● Task statement:
Copy every line of the material below word for word.

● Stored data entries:
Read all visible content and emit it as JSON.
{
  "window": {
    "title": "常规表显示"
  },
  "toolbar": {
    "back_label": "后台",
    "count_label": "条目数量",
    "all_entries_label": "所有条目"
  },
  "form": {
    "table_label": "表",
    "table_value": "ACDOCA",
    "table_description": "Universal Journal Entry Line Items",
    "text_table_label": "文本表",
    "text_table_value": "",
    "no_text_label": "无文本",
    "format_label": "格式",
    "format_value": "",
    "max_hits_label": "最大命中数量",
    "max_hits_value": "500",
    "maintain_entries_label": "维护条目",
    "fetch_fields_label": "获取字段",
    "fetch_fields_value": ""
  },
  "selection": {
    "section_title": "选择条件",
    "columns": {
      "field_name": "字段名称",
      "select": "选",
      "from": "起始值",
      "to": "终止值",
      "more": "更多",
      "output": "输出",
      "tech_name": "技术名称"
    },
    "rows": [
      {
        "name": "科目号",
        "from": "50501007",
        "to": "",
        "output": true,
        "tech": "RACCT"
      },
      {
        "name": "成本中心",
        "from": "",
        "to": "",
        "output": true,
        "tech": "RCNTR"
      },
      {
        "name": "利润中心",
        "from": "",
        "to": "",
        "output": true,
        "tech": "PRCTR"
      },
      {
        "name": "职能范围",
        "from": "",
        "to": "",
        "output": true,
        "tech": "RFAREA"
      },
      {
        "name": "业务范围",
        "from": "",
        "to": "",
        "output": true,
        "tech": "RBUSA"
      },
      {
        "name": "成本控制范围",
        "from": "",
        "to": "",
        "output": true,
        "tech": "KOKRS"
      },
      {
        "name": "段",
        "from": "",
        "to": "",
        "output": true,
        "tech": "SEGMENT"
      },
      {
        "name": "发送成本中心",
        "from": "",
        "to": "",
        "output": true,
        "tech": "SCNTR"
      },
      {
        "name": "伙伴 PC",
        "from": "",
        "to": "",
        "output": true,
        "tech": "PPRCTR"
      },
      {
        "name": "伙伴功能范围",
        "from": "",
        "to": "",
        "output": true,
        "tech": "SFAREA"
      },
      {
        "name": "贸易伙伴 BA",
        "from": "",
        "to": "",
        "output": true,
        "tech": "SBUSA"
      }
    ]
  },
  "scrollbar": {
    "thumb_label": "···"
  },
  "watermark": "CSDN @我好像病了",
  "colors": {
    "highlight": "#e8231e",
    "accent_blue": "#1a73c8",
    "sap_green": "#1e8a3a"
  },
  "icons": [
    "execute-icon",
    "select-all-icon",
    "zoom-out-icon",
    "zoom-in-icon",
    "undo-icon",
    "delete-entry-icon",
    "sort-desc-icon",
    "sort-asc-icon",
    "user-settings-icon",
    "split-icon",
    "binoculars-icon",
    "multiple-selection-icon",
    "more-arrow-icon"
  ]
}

● Solution:
Read all visible content and emit it as JSON.
{
  "window": {
    "title": "常规表显示"
  },
  "toolbar": {
    "back_label": "后台",
    "count_label": "条目数量",
    "all_entries_label": "所有条目"
  },
  "form": {
    "table_label": "表",
    "table_value": "ACDOCA",
    "table_description": "Universal Journal Entry Line Items",
    "text_table_label": "文本表",
    "text_table_value": "",
    "no_text_label": "无文本",
    "format_label": "格式",
    "format_value": "",
    "max_hits_label": "最大命中数量",
    "max_hits_value": "500",
    "maintain_entries_label": "维护条目",
    "fetch_fields_label": "获取字段",
    "fetch_fields_value": ""
  },
  "selection": {
    "section_title": "选择条件",
    "columns": {
      "field_name": "字段名称",
      "select": "选",
      "from": "起始值",
      "to": "终止值",
      "more": "更多",
      "output": "输出",
      "tech_name": "技术名称"
    },
    "rows": [
      {
        "name": "科目号",
        "from": "50501007",
        "to": "",
        "output": true,
        "tech": "RACCT"
      },
      {
        "name": "成本中心",
        "from": "",
        "to": "",
        "output": true,
        "tech": "RCNTR"
      },
      {
        "name": "利润中心",
        "from": "",
        "to": "",
        "output": true,
        "tech": "PRCTR"
      },
      {
        "name": "职能范围",
        "from": "",
        "to": "",
        "output": true,
        "tech": "RFAREA"
      },
      {
        "name": "业务范围",
        "from": "",
        "to": "",
        "output": true,
        "tech": "RBUSA"
      },
      {
        "name": "成本控制范围",
        "from": "",
        "to": "",
        "output": true,
        "tech": "KOKRS"
      },
      {
        "name": "段",
        "from": "",
        "to": "",
        "output": true,
        "tech": "SEGMENT"
      },
      {
        "name": "发送成本中心",
        "from": "",
        "to": "",
        "output": true,
        "tech": "SCNTR"
      },
      {
        "name": "伙伴 PC",
        "from": "",
        "to": "",
        "output": true,
        "tech": "PPRCTR"
      },
      {
        "name": "伙伴功能范围",
        "from": "",
        "to": "",
        "output": true,
        "tech": "SFAREA"
      },
      {
        "name": "贸易伙伴 BA",
        "from": "",
        "to": "",
        "output": true,
        "tech": "SBUSA"
      }
    ]
  },
  "scrollbar": {
    "thumb_label": "···"
  },
  "watermark": "CSDN @我好像病了",
  "colors": {
    "highlight": "#e8231e",
    "accent_blue": "#1a73c8",
    "sap_green": "#1e8a3a"
  },
  "icons": [
    "execute-icon",
    "select-all-icon",
    "zoom-out-icon",
    "zoom-in-icon",
    "undo-icon",
    "delete-entry-icon",
    "sort-desc-icon",
    "sort-asc-icon",
    "user-settings-icon",
    "split-icon",
    "binoculars-icon",
    "multiple-selection-icon",
    "more-arrow-icon"
  ]
}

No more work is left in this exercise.